Data to use.
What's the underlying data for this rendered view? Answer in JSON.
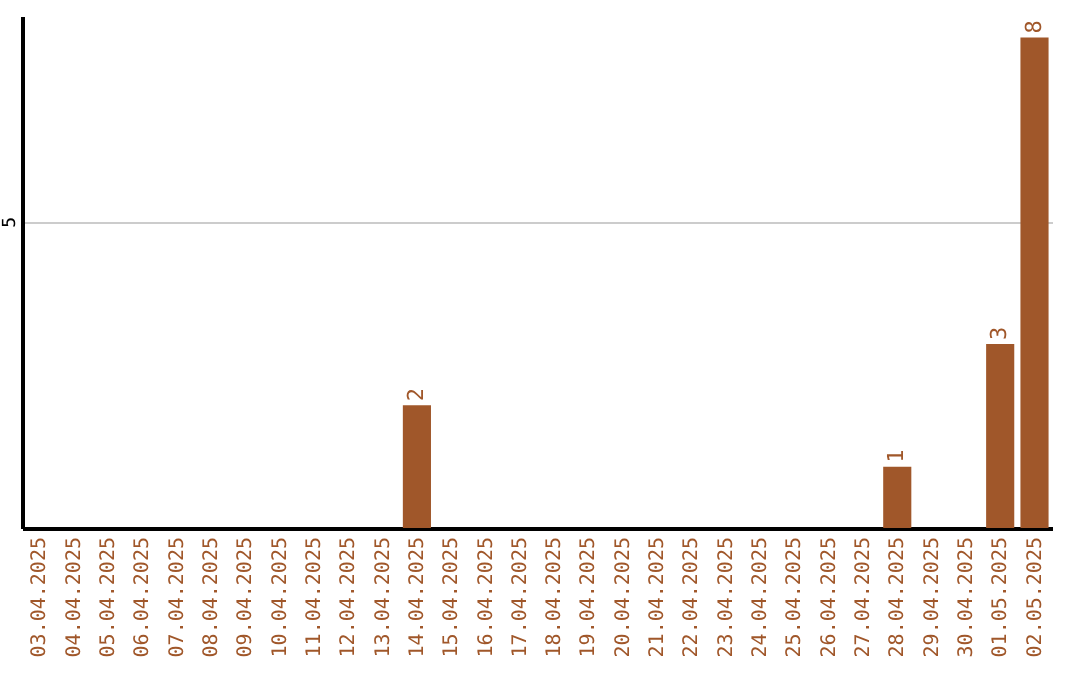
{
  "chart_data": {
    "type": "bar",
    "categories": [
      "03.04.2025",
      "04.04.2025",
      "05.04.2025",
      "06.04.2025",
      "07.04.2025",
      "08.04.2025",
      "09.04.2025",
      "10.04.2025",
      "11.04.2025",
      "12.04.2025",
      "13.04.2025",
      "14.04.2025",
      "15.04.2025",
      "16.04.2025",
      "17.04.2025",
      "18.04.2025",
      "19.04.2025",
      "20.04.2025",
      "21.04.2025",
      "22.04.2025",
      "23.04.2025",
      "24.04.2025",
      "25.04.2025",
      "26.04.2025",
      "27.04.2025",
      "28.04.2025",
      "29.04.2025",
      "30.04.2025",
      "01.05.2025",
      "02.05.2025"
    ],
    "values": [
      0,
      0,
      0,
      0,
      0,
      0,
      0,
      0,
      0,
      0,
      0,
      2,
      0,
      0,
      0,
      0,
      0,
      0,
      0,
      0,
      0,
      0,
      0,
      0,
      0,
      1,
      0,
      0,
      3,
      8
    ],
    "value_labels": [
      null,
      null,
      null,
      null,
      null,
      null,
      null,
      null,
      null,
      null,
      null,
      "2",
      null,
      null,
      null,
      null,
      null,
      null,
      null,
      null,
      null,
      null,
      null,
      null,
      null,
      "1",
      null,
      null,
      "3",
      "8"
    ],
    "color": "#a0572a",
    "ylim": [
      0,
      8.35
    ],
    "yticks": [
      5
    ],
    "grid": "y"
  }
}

Do this.
Without the pictures, repeat the listing above exactly.

Output of the task.
What's the underlying data for this rendered view? Answer in JSON.
{
  "chart_data": {
    "type": "bar",
    "categories": [
      "03.04.2025",
      "04.04.2025",
      "05.04.2025",
      "06.04.2025",
      "07.04.2025",
      "08.04.2025",
      "09.04.2025",
      "10.04.2025",
      "11.04.2025",
      "12.04.2025",
      "13.04.2025",
      "14.04.2025",
      "15.04.2025",
      "16.04.2025",
      "17.04.2025",
      "18.04.2025",
      "19.04.2025",
      "20.04.2025",
      "21.04.2025",
      "22.04.2025",
      "23.04.2025",
      "24.04.2025",
      "25.04.2025",
      "26.04.2025",
      "27.04.2025",
      "28.04.2025",
      "29.04.2025",
      "30.04.2025",
      "01.05.2025",
      "02.05.2025"
    ],
    "values": [
      0,
      0,
      0,
      0,
      0,
      0,
      0,
      0,
      0,
      0,
      0,
      2,
      0,
      0,
      0,
      0,
      0,
      0,
      0,
      0,
      0,
      0,
      0,
      0,
      0,
      1,
      0,
      0,
      3,
      8
    ],
    "value_labels": [
      null,
      null,
      null,
      null,
      null,
      null,
      null,
      null,
      null,
      null,
      null,
      "2",
      null,
      null,
      null,
      null,
      null,
      null,
      null,
      null,
      null,
      null,
      null,
      null,
      null,
      "1",
      null,
      null,
      "3",
      "8"
    ],
    "color": "#a0572a",
    "ylim": [
      0,
      8.35
    ],
    "yticks": [
      5
    ],
    "grid": "y"
  }
}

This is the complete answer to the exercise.